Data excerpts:
▬▬▬▬▬▬▬▬▬▬

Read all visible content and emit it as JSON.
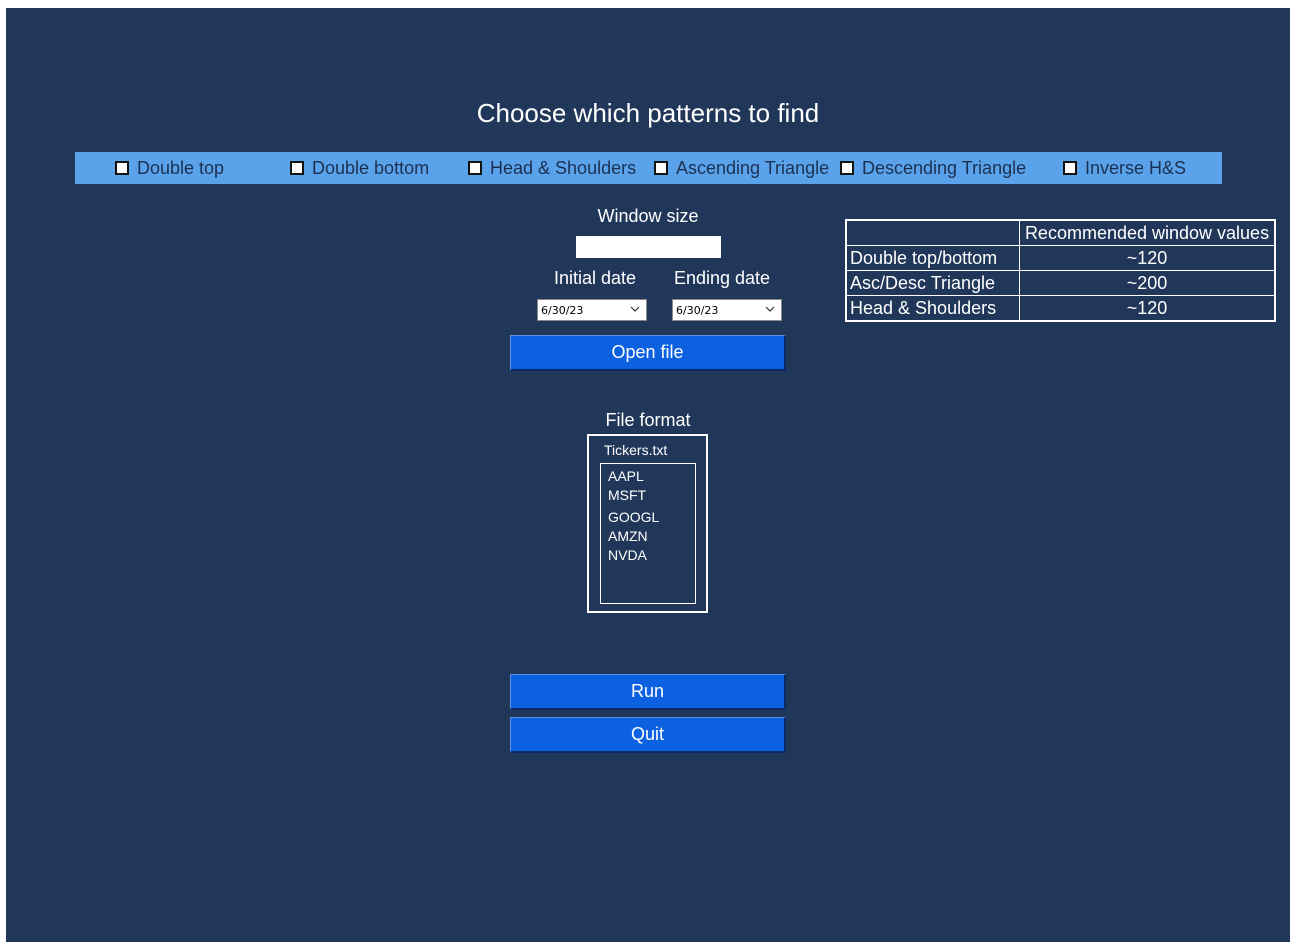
{
  "title": "Choose which patterns to find",
  "patterns": [
    {
      "label": "Double top",
      "checked": false
    },
    {
      "label": "Double bottom",
      "checked": false
    },
    {
      "label": "Head & Shoulders",
      "checked": false
    },
    {
      "label": "Ascending Triangle",
      "checked": false
    },
    {
      "label": "Descending Triangle",
      "checked": false
    },
    {
      "label": "Inverse H&S",
      "checked": false
    }
  ],
  "window_size": {
    "label": "Window size",
    "value": ""
  },
  "initial_date": {
    "label": "Initial date",
    "value": "6/30/23"
  },
  "ending_date": {
    "label": "Ending date",
    "value": "6/30/23"
  },
  "buttons": {
    "open_file": "Open file",
    "run": "Run",
    "quit": "Quit"
  },
  "file_format": {
    "label": "File format",
    "file_name": "Tickers.txt",
    "tickers": [
      "AAPL",
      "MSFT",
      "GOOGL",
      "AMZN",
      "NVDA"
    ]
  },
  "recommendations": {
    "header": "Recommended window values",
    "rows": [
      {
        "pattern": "Double top/bottom",
        "value": "~120"
      },
      {
        "pattern": "Asc/Desc Triangle",
        "value": "~200"
      },
      {
        "pattern": "Head & Shoulders",
        "value": "~120"
      }
    ]
  },
  "colors": {
    "background": "#213759",
    "pattern_bar": "#5aa2ea",
    "button": "#0b61e0"
  }
}
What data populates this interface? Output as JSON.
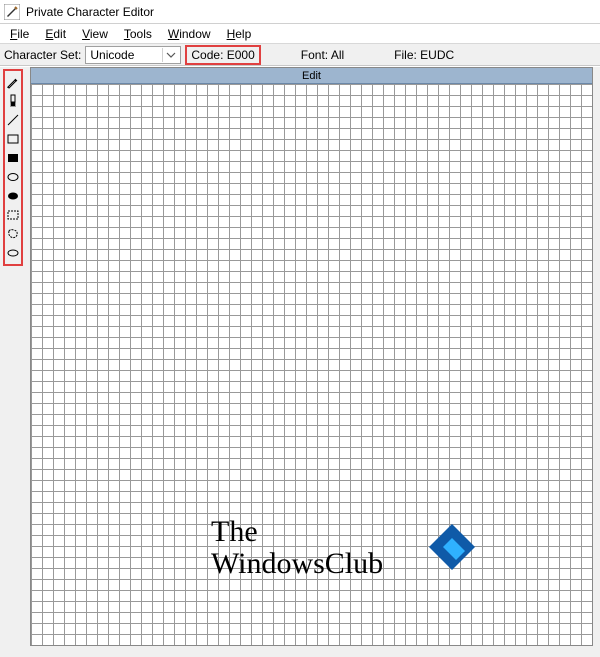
{
  "title": "Private Character Editor",
  "menu": {
    "file": "File",
    "edit": "Edit",
    "view": "View",
    "tools": "Tools",
    "window": "Window",
    "help": "Help"
  },
  "info": {
    "charset_label": "Character Set:",
    "charset_value": "Unicode",
    "code_label": "Code:",
    "code_value": "E000",
    "font_label": "Font:",
    "font_value": "All",
    "file_label": "File:",
    "file_value": "EUDC"
  },
  "edit_window_title": "Edit",
  "watermark_line1": "The",
  "watermark_line2": "WindowsClub",
  "tools": {
    "pencil": "pencil",
    "brush": "brush",
    "line": "line",
    "rect_hollow": "hollow-rectangle",
    "rect_filled": "filled-rectangle",
    "ellipse_hollow": "hollow-ellipse",
    "ellipse_filled": "filled-ellipse",
    "rect_select": "rectangular-selection",
    "free_select": "freeform-selection",
    "eraser": "eraser"
  },
  "colors": {
    "highlight_border": "#e04040",
    "edit_titlebar": "#9db5cf"
  }
}
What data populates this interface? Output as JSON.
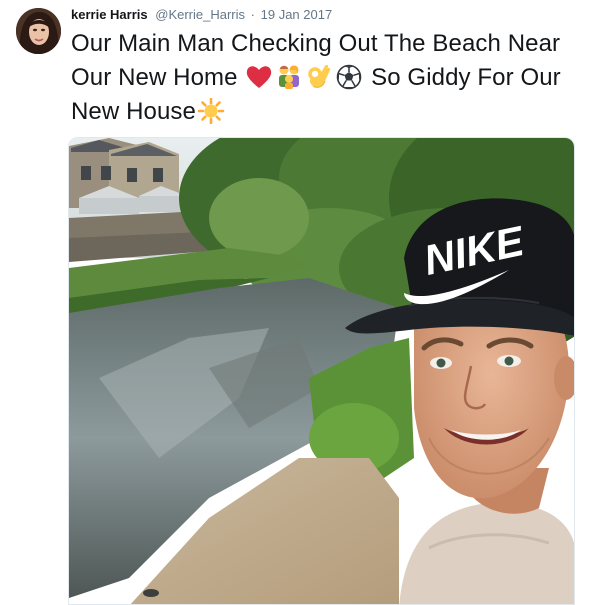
{
  "tweet": {
    "author_name": "kerrie Harris",
    "author_handle": "@Kerrie_Harris",
    "separator": "·",
    "timestamp": "19 Jan 2017",
    "text_part1": "Our Main Man Checking Out The Beach Near Our New Home ",
    "text_part2": " So Giddy For Our New House",
    "emojis": [
      "red-heart",
      "family",
      "ok-hand",
      "soccer-ball",
      "sun"
    ],
    "cap_logo_text": "NIKE"
  },
  "colors": {
    "name": "#14171a",
    "meta": "#657786",
    "text": "#14171a",
    "border": "#e1e8ed"
  }
}
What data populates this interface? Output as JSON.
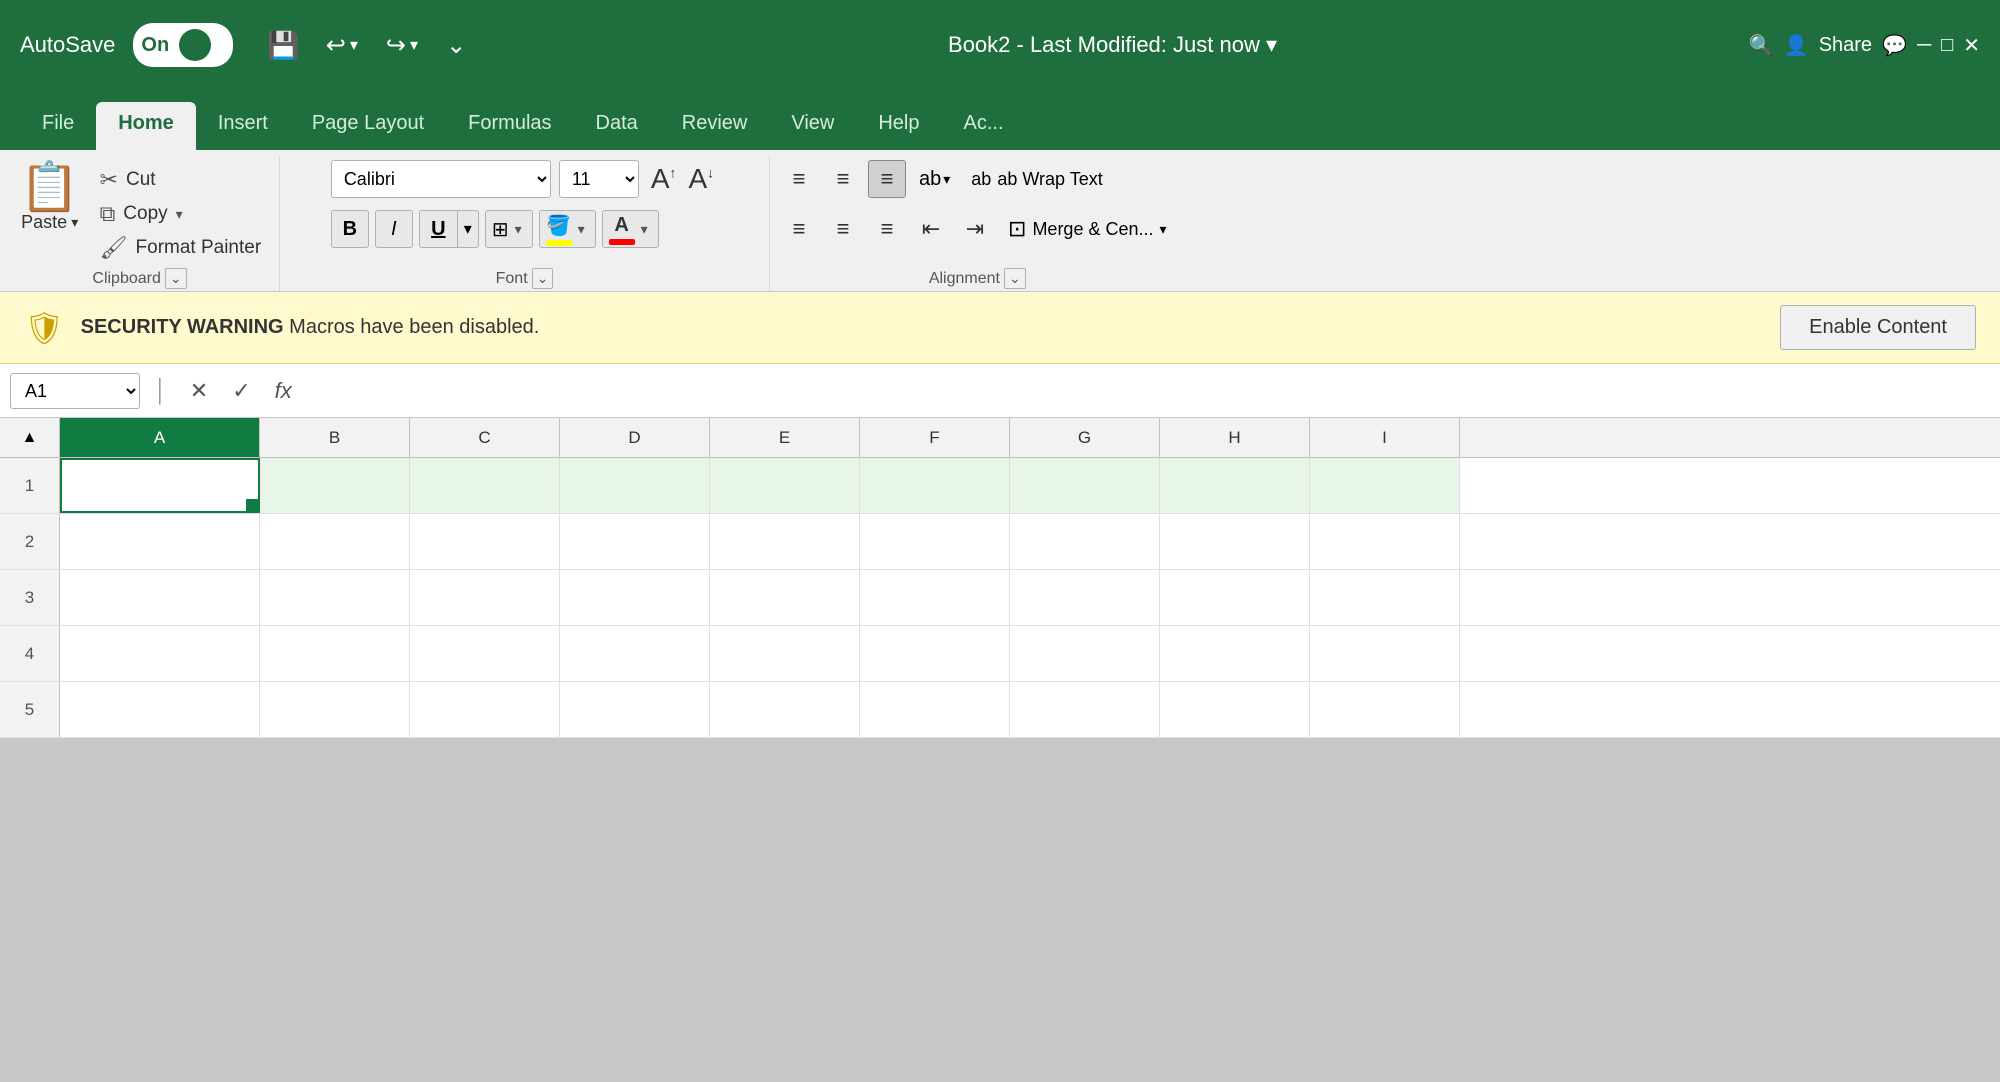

▬▬▬▬▬▬▬▬▬▬

Set the pictures aside and transcribe the data above exactly.

Read all visible content and emit it as JSON.
{
  "title": "Choose which patterns to find",
  "patterns": [
    {
      "label": "Double top",
      "checked": false
    },
    {
      "label": "Double bottom",
      "checked": false
    },
    {
      "label": "Head & Shoulders",
      "checked": false
    },
    {
      "label": "Ascending Triangle",
      "checked": false
    },
    {
      "label": "Descending Triangle",
      "checked": false
    },
    {
      "label": "Inverse H&S",
      "checked": false
    }
  ],
  "window_size": {
    "label": "Window size",
    "value": ""
  },
  "initial_date": {
    "label": "Initial date",
    "value": "6/30/23"
  },
  "ending_date": {
    "label": "Ending date",
    "value": "6/30/23"
  },
  "buttons": {
    "open_file": "Open file",
    "run": "Run",
    "quit": "Quit"
  },
  "file_format": {
    "label": "File format",
    "file_name": "Tickers.txt",
    "tickers": [
      "AAPL",
      "MSFT",
      "GOOGL",
      "AMZN",
      "NVDA"
    ]
  },
  "recommendations": {
    "header": "Recommended window values",
    "rows": [
      {
        "pattern": "Double top/bottom",
        "value": "~120"
      },
      {
        "pattern": "Asc/Desc Triangle",
        "value": "~200"
      },
      {
        "pattern": "Head & Shoulders",
        "value": "~120"
      }
    ]
  },
  "colors": {
    "background": "#213759",
    "pattern_bar": "#5aa2ea",
    "button": "#0b61e0"
  }
}
What data populates this interface? Output as JSON.
{
  "title": "Private Character Editor",
  "menu": {
    "file": "File",
    "edit": "Edit",
    "view": "View",
    "tools": "Tools",
    "window": "Window",
    "help": "Help"
  },
  "info": {
    "charset_label": "Character Set:",
    "charset_value": "Unicode",
    "code_label": "Code:",
    "code_value": "E000",
    "font_label": "Font:",
    "font_value": "All",
    "file_label": "File:",
    "file_value": "EUDC"
  },
  "edit_window_title": "Edit",
  "watermark_line1": "The",
  "watermark_line2": "WindowsClub",
  "tools": {
    "pencil": "pencil",
    "brush": "brush",
    "line": "line",
    "rect_hollow": "hollow-rectangle",
    "rect_filled": "filled-rectangle",
    "ellipse_hollow": "hollow-ellipse",
    "ellipse_filled": "filled-ellipse",
    "rect_select": "rectangular-selection",
    "free_select": "freeform-selection",
    "eraser": "eraser"
  },
  "colors": {
    "highlight_border": "#e04040",
    "edit_titlebar": "#9db5cf"
  }
}
What data populates this interface? Output as JSON.
{
  "tweet": {
    "author_name": "kerrie Harris",
    "author_handle": "@Kerrie_Harris",
    "separator": "·",
    "timestamp": "19 Jan 2017",
    "text_part1": "Our Main Man Checking Out The Beach Near Our New Home ",
    "text_part2": " So Giddy For Our New House",
    "emojis": [
      "red-heart",
      "family",
      "ok-hand",
      "soccer-ball",
      "sun"
    ],
    "cap_logo_text": "NIKE"
  },
  "colors": {
    "name": "#14171a",
    "meta": "#657786",
    "text": "#14171a",
    "border": "#e1e8ed"
  }
}
What data populates this interface? Output as JSON.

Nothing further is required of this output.